▶ **WHAT YOU WILL DO**
Reproduce only this part of the listing: the line with "Convert this document image to plain text.", plus every line after it through the last.

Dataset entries
## Start

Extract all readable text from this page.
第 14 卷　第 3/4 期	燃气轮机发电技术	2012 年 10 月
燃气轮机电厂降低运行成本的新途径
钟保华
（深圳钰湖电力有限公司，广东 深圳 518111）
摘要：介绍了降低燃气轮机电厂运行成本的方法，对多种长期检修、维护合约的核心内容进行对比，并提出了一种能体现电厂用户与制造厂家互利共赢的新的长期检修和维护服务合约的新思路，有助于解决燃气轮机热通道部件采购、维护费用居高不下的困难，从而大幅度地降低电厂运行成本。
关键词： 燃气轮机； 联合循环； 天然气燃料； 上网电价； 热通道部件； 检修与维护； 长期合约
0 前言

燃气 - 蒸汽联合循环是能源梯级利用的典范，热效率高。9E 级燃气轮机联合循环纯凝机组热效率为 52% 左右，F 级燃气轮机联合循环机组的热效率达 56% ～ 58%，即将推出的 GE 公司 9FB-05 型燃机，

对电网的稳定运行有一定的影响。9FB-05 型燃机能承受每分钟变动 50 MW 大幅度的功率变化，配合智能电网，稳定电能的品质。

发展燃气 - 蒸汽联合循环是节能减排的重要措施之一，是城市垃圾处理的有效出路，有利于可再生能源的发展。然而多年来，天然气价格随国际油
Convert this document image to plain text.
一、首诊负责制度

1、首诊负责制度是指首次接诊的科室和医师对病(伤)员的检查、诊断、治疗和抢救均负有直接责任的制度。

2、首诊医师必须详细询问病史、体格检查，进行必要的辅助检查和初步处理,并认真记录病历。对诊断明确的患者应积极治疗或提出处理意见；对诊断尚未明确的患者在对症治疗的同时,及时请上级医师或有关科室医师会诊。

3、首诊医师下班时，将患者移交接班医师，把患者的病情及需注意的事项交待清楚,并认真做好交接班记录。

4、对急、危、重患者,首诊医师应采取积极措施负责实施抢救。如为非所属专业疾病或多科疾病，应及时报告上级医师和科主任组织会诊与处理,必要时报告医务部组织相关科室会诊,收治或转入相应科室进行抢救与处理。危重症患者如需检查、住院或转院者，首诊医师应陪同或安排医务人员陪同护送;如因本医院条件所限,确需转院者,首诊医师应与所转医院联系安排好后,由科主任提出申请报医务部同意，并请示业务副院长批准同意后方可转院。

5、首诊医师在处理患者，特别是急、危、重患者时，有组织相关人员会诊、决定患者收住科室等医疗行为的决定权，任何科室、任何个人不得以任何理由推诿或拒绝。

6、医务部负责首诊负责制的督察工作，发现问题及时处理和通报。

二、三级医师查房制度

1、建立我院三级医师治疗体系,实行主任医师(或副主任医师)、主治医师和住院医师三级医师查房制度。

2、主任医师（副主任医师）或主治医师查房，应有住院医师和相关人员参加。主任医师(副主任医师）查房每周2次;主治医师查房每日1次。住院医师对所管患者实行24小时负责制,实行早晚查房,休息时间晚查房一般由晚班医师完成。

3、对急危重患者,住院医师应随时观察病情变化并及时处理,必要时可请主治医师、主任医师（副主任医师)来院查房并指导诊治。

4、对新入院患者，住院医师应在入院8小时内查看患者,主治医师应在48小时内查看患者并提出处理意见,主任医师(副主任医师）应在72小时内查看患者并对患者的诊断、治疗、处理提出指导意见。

## End

▶ **SOLUTION FOR THIS PROBLEM**
Convert this document image to plain text.
一、首诊负责制度

1、首诊负责制度是指首次接诊的科室和医师对病(伤)员的检查、诊断、治疗和抢救均负有直接责任的制度。

2、首诊医师必须详细询问病史、体格检查，进行必要的辅助检查和初步处理,并认真记录病历。对诊断明确的患者应积极治疗或提出处理意见；对诊断尚未明确的患者在对症治疗的同时,及时请上级医师或有关科室医师会诊。

3、首诊医师下班时，将患者移交接班医师，把患者的病情及需注意的事项交待清楚,并认真做好交接班记录。

4、对急、危、重患者,首诊医师应采取积极措施负责实施抢救。如为非所属专业疾病或多科疾病，应及时报告上级医师和科主任组织会诊与处理,必要时报告医务部组织相关科室会诊,收治或转入相应科室进行抢救与处理。危重症患者如需检查、住院或转院者，首诊医师应陪同或安排医务人员陪同护送;如因本医院条件所限,确需转院者,首诊医师应与所转医院联系安排好后,由科主任提出申请报医务部同意，并请示业务副院长批准同意后方可转院。

5、首诊医师在处理患者，特别是急、危、重患者时，有组织相关人员会诊、决定患者收住科室等医疗行为的决定权，任何科室、任何个人不得以任何理由推诿或拒绝。

6、医务部负责首诊负责制的督察工作，发现问题及时处理和通报。

二、三级医师查房制度

1、建立我院三级医师治疗体系,实行主任医师(或副主任医师)、主治医师和住院医师三级医师查房制度。

2、主任医师（副主任医师）或主治医师查房，应有住院医师和相关人员参加。主任医师(副主任医师）查房每周2次;主治医师查房每日1次。住院医师对所管患者实行24小时负责制,实行早晚查房,休息时间晚查房一般由晚班医师完成。

3、对急危重患者,住院医师应随时观察病情变化并及时处理,必要时可请主治医师、主任医师（副主任医师)来院查房并指导诊治。

4、对新入院患者，住院医师应在入院8小时内查看患者,主治医师应在48小时内查看患者并提出处理意见,主任医师(副主任医师）应在72小时内查看患者并对患者的诊断、治疗、处理提出指导意见。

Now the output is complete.